PROBLEM DESCRIPTION: Find each line containing the word "safety" and report how many there are. Add nothing else.

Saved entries
-*-

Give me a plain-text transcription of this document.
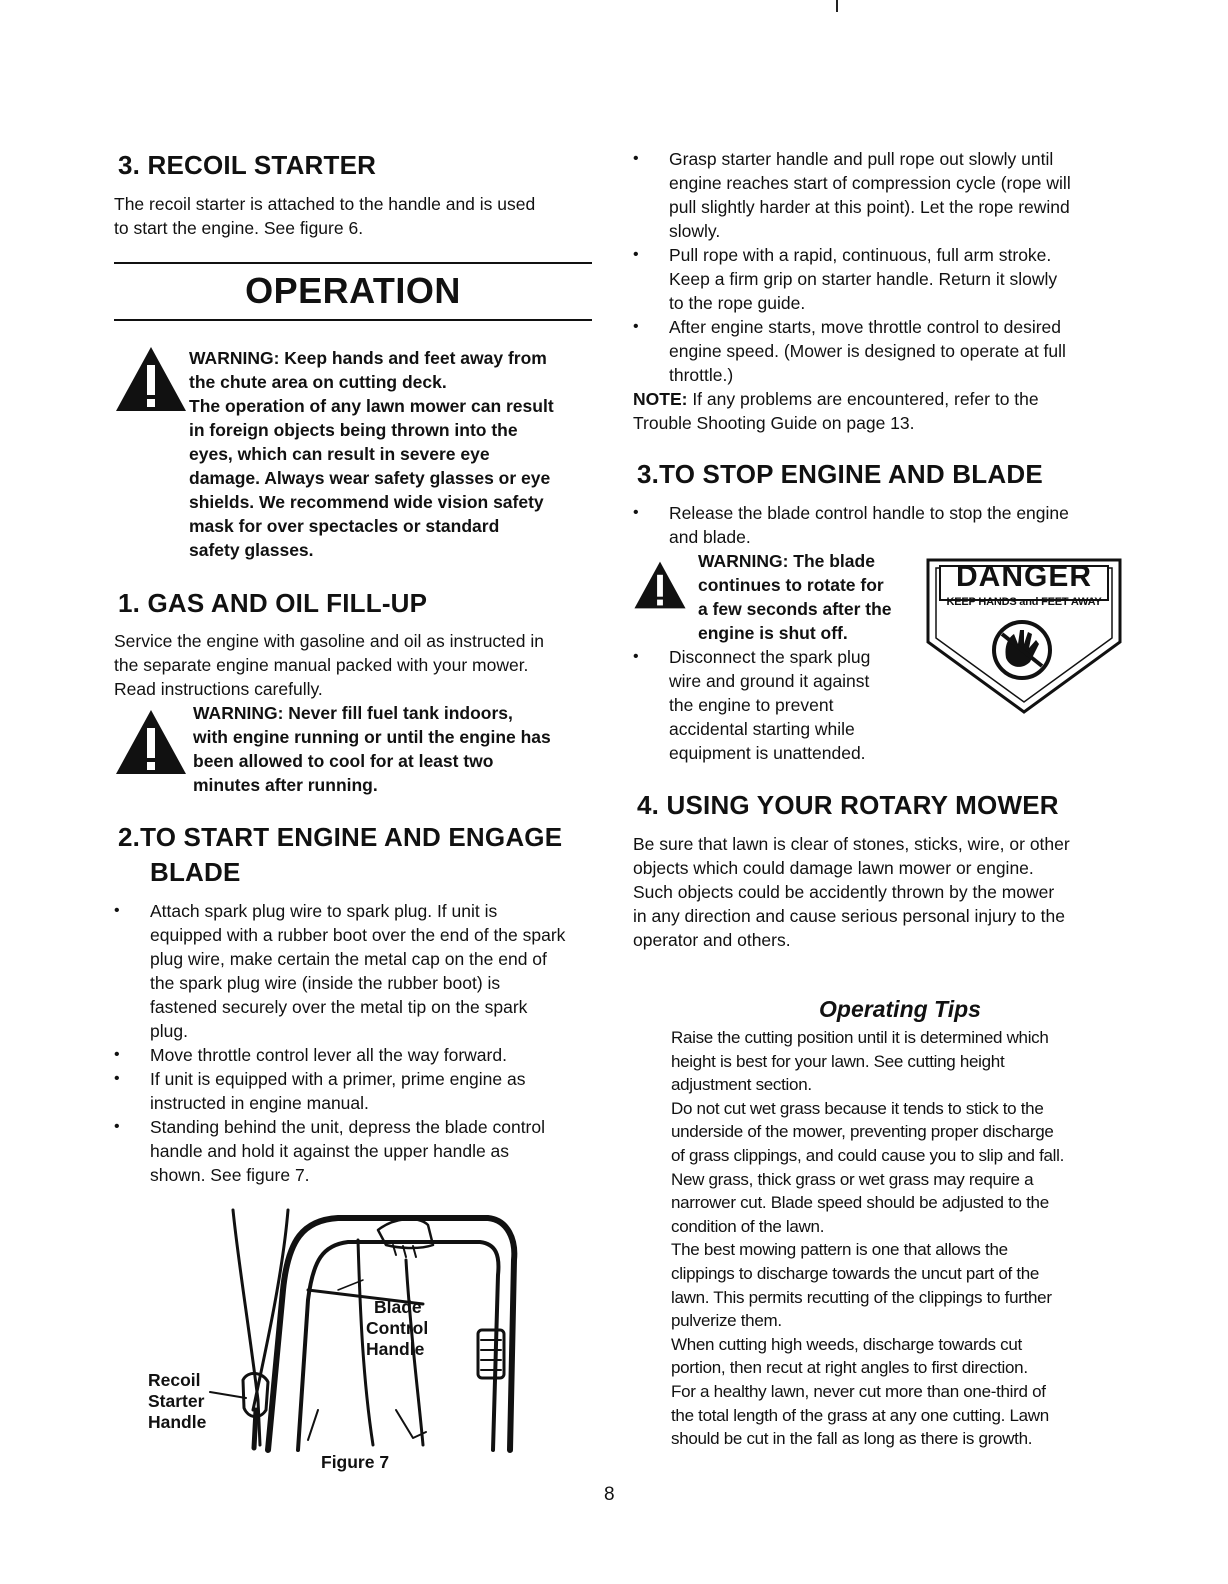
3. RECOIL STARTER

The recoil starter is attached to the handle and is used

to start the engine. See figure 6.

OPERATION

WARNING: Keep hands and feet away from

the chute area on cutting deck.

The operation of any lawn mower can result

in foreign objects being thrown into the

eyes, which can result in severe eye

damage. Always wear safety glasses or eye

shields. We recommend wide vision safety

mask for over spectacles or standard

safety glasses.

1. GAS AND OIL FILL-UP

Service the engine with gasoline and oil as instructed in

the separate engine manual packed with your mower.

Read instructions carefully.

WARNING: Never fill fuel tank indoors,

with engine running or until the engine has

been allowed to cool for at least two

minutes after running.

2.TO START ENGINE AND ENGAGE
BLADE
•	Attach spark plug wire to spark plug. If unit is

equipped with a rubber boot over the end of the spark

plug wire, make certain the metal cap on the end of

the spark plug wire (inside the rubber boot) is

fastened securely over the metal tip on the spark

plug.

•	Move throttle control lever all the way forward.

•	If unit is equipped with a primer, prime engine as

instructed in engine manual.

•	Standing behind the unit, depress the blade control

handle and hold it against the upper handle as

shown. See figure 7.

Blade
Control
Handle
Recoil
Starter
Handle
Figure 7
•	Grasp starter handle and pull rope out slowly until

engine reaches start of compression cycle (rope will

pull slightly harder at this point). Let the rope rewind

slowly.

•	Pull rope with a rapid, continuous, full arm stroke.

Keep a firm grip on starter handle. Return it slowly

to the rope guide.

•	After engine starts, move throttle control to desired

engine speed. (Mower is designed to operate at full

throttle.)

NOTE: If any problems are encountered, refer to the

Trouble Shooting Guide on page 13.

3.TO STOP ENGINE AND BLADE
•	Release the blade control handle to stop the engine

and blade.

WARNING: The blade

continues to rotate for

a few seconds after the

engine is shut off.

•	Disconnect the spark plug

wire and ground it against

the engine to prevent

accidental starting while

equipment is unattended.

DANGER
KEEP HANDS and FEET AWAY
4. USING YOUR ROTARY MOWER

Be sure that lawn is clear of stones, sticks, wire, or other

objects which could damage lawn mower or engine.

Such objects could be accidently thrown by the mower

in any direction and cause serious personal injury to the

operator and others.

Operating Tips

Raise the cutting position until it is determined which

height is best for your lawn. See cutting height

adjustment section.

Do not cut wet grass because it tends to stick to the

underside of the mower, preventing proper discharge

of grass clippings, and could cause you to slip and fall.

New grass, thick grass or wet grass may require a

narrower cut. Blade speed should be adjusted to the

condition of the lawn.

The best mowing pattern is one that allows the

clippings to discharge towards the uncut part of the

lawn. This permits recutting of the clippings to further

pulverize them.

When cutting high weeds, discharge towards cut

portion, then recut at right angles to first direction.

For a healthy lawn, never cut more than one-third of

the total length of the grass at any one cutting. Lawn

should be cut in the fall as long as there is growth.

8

-*-

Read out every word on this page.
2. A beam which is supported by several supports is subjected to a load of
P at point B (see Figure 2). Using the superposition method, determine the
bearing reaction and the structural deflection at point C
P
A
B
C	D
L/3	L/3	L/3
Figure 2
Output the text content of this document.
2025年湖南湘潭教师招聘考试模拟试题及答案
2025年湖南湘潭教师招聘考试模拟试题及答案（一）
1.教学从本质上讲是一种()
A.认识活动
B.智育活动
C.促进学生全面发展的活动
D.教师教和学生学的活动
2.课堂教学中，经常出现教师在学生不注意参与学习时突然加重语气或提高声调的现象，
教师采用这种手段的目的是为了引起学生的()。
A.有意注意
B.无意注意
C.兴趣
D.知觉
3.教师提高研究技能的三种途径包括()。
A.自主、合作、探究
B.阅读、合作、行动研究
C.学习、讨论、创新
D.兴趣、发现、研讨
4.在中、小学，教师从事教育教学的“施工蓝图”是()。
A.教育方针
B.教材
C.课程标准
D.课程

-*-

CORRECT RESULT: 3